- _What you will do_:
Your task is to print every entry below exactly as given.

(Data records)
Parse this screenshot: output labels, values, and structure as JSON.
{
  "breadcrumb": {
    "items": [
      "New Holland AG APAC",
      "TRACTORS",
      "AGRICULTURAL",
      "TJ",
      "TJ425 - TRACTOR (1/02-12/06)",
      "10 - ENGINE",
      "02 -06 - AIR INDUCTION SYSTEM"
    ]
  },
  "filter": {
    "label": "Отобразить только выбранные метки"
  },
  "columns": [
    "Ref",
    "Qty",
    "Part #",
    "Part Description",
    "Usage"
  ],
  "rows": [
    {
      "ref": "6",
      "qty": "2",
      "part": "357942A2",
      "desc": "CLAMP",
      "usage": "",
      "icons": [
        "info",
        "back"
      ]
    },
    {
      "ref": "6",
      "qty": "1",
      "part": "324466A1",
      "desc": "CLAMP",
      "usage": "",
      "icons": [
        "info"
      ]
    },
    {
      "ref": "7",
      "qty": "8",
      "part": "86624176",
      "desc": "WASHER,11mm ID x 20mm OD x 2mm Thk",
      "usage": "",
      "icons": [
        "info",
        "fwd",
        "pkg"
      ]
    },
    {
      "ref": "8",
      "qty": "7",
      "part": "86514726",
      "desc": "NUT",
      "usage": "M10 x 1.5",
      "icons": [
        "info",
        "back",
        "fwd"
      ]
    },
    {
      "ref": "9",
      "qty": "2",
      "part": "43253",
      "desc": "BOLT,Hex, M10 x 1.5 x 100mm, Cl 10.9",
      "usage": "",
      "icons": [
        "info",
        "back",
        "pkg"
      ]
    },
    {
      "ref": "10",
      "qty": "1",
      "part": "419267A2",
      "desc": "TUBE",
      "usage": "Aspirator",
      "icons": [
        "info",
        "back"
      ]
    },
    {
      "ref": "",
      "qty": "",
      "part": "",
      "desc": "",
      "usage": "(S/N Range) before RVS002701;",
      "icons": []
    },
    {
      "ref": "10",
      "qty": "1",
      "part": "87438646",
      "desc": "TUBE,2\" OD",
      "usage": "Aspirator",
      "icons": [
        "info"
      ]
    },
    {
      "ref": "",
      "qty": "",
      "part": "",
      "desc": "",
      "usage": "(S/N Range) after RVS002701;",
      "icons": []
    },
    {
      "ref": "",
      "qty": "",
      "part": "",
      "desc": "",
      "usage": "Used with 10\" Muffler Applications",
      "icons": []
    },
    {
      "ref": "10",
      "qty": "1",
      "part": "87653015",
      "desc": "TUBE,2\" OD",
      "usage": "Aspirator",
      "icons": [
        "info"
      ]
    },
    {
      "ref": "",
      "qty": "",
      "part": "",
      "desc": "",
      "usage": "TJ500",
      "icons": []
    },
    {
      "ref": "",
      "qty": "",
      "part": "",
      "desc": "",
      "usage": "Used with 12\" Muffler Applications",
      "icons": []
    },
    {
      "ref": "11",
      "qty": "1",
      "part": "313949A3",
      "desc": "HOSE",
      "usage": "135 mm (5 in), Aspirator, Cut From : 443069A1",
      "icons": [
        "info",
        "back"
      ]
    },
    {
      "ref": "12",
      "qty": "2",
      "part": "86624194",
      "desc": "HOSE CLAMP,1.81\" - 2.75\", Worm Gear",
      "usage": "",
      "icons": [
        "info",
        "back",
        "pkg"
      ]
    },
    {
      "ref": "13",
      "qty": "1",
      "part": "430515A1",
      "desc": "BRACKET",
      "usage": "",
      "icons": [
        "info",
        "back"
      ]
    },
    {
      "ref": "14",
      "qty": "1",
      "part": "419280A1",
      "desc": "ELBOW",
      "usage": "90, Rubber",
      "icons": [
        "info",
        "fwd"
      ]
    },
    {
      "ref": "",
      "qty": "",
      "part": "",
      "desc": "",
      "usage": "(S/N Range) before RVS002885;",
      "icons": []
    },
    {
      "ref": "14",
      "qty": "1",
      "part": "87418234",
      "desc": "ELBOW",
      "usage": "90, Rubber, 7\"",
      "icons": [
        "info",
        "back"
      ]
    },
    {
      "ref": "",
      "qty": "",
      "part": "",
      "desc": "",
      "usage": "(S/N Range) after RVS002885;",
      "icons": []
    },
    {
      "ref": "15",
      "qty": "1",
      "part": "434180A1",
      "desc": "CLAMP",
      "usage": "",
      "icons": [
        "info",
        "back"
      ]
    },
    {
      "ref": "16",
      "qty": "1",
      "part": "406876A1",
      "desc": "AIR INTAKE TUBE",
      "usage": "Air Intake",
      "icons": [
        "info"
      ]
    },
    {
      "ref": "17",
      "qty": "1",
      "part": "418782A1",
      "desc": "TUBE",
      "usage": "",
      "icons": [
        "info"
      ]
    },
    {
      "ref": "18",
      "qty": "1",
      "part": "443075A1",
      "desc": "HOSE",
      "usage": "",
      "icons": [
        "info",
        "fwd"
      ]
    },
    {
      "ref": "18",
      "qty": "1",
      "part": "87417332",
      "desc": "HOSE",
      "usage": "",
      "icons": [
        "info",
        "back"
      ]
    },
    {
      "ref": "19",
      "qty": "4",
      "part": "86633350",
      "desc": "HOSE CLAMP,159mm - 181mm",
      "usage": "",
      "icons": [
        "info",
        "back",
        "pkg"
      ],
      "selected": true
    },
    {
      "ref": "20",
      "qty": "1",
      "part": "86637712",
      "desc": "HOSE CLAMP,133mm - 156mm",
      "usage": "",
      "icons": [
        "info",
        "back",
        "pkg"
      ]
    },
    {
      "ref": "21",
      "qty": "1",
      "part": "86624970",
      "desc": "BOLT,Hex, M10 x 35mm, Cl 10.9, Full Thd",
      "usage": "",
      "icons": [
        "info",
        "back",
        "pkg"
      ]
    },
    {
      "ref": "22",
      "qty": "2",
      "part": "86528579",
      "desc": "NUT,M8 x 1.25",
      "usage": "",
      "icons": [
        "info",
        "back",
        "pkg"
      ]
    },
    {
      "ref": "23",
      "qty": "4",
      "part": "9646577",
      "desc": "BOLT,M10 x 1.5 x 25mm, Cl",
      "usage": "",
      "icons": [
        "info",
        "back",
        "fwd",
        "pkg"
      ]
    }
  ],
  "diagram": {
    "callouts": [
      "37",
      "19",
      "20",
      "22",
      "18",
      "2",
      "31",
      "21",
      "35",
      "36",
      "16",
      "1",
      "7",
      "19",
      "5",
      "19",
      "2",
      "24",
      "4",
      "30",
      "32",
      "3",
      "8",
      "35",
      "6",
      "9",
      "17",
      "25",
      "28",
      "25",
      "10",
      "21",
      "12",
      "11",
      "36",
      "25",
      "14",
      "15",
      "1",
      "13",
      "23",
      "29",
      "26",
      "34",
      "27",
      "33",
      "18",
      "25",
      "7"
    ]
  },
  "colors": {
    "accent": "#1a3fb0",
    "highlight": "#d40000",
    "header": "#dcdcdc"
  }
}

- _Complete response_:
Parse this screenshot: output labels, values, and structure as JSON.
{
  "breadcrumb": {
    "items": [
      "New Holland AG APAC",
      "TRACTORS",
      "AGRICULTURAL",
      "TJ",
      "TJ425 - TRACTOR (1/02-12/06)",
      "10 - ENGINE",
      "02 -06 - AIR INDUCTION SYSTEM"
    ]
  },
  "filter": {
    "label": "Отобразить только выбранные метки"
  },
  "columns": [
    "Ref",
    "Qty",
    "Part #",
    "Part Description",
    "Usage"
  ],
  "rows": [
    {
      "ref": "6",
      "qty": "2",
      "part": "357942A2",
      "desc": "CLAMP",
      "usage": "",
      "icons": [
        "info",
        "back"
      ]
    },
    {
      "ref": "6",
      "qty": "1",
      "part": "324466A1",
      "desc": "CLAMP",
      "usage": "",
      "icons": [
        "info"
      ]
    },
    {
      "ref": "7",
      "qty": "8",
      "part": "86624176",
      "desc": "WASHER,11mm ID x 20mm OD x 2mm Thk",
      "usage": "",
      "icons": [
        "info",
        "fwd",
        "pkg"
      ]
    },
    {
      "ref": "8",
      "qty": "7",
      "part": "86514726",
      "desc": "NUT",
      "usage": "M10 x 1.5",
      "icons": [
        "info",
        "back",
        "fwd"
      ]
    },
    {
      "ref": "9",
      "qty": "2",
      "part": "43253",
      "desc": "BOLT,Hex, M10 x 1.5 x 100mm, Cl 10.9",
      "usage": "",
      "icons": [
        "info",
        "back",
        "pkg"
      ]
    },
    {
      "ref": "10",
      "qty": "1",
      "part": "419267A2",
      "desc": "TUBE",
      "usage": "Aspirator",
      "icons": [
        "info",
        "back"
      ]
    },
    {
      "ref": "",
      "qty": "",
      "part": "",
      "desc": "",
      "usage": "(S/N Range) before RVS002701;",
      "icons": []
    },
    {
      "ref": "10",
      "qty": "1",
      "part": "87438646",
      "desc": "TUBE,2\" OD",
      "usage": "Aspirator",
      "icons": [
        "info"
      ]
    },
    {
      "ref": "",
      "qty": "",
      "part": "",
      "desc": "",
      "usage": "(S/N Range) after RVS002701;",
      "icons": []
    },
    {
      "ref": "",
      "qty": "",
      "part": "",
      "desc": "",
      "usage": "Used with 10\" Muffler Applications",
      "icons": []
    },
    {
      "ref": "10",
      "qty": "1",
      "part": "87653015",
      "desc": "TUBE,2\" OD",
      "usage": "Aspirator",
      "icons": [
        "info"
      ]
    },
    {
      "ref": "",
      "qty": "",
      "part": "",
      "desc": "",
      "usage": "TJ500",
      "icons": []
    },
    {
      "ref": "",
      "qty": "",
      "part": "",
      "desc": "",
      "usage": "Used with 12\" Muffler Applications",
      "icons": []
    },
    {
      "ref": "11",
      "qty": "1",
      "part": "313949A3",
      "desc": "HOSE",
      "usage": "135 mm (5 in), Aspirator, Cut From : 443069A1",
      "icons": [
        "info",
        "back"
      ]
    },
    {
      "ref": "12",
      "qty": "2",
      "part": "86624194",
      "desc": "HOSE CLAMP,1.81\" - 2.75\", Worm Gear",
      "usage": "",
      "icons": [
        "info",
        "back",
        "pkg"
      ]
    },
    {
      "ref": "13",
      "qty": "1",
      "part": "430515A1",
      "desc": "BRACKET",
      "usage": "",
      "icons": [
        "info",
        "back"
      ]
    },
    {
      "ref": "14",
      "qty": "1",
      "part": "419280A1",
      "desc": "ELBOW",
      "usage": "90, Rubber",
      "icons": [
        "info",
        "fwd"
      ]
    },
    {
      "ref": "",
      "qty": "",
      "part": "",
      "desc": "",
      "usage": "(S/N Range) before RVS002885;",
      "icons": []
    },
    {
      "ref": "14",
      "qty": "1",
      "part": "87418234",
      "desc": "ELBOW",
      "usage": "90, Rubber, 7\"",
      "icons": [
        "info",
        "back"
      ]
    },
    {
      "ref": "",
      "qty": "",
      "part": "",
      "desc": "",
      "usage": "(S/N Range) after RVS002885;",
      "icons": []
    },
    {
      "ref": "15",
      "qty": "1",
      "part": "434180A1",
      "desc": "CLAMP",
      "usage": "",
      "icons": [
        "info",
        "back"
      ]
    },
    {
      "ref": "16",
      "qty": "1",
      "part": "406876A1",
      "desc": "AIR INTAKE TUBE",
      "usage": "Air Intake",
      "icons": [
        "info"
      ]
    },
    {
      "ref": "17",
      "qty": "1",
      "part": "418782A1",
      "desc": "TUBE",
      "usage": "",
      "icons": [
        "info"
      ]
    },
    {
      "ref": "18",
      "qty": "1",
      "part": "443075A1",
      "desc": "HOSE",
      "usage": "",
      "icons": [
        "info",
        "fwd"
      ]
    },
    {
      "ref": "18",
      "qty": "1",
      "part": "87417332",
      "desc": "HOSE",
      "usage": "",
      "icons": [
        "info",
        "back"
      ]
    },
    {
      "ref": "19",
      "qty": "4",
      "part": "86633350",
      "desc": "HOSE CLAMP,159mm - 181mm",
      "usage": "",
      "icons": [
        "info",
        "back",
        "pkg"
      ],
      "selected": true
    },
    {
      "ref": "20",
      "qty": "1",
      "part": "86637712",
      "desc": "HOSE CLAMP,133mm - 156mm",
      "usage": "",
      "icons": [
        "info",
        "back",
        "pkg"
      ]
    },
    {
      "ref": "21",
      "qty": "1",
      "part": "86624970",
      "desc": "BOLT,Hex, M10 x 35mm, Cl 10.9, Full Thd",
      "usage": "",
      "icons": [
        "info",
        "back",
        "pkg"
      ]
    },
    {
      "ref": "22",
      "qty": "2",
      "part": "86528579",
      "desc": "NUT,M8 x 1.25",
      "usage": "",
      "icons": [
        "info",
        "back",
        "pkg"
      ]
    },
    {
      "ref": "23",
      "qty": "4",
      "part": "9646577",
      "desc": "BOLT,M10 x 1.5 x 25mm, Cl",
      "usage": "",
      "icons": [
        "info",
        "back",
        "fwd",
        "pkg"
      ]
    }
  ],
  "diagram": {
    "callouts": [
      "37",
      "19",
      "20",
      "22",
      "18",
      "2",
      "31",
      "21",
      "35",
      "36",
      "16",
      "1",
      "7",
      "19",
      "5",
      "19",
      "2",
      "24",
      "4",
      "30",
      "32",
      "3",
      "8",
      "35",
      "6",
      "9",
      "17",
      "25",
      "28",
      "25",
      "10",
      "21",
      "12",
      "11",
      "36",
      "25",
      "14",
      "15",
      "1",
      "13",
      "23",
      "29",
      "26",
      "34",
      "27",
      "33",
      "18",
      "25",
      "7"
    ]
  },
  "colors": {
    "accent": "#1a3fb0",
    "highlight": "#d40000",
    "header": "#dcdcdc"
  }
}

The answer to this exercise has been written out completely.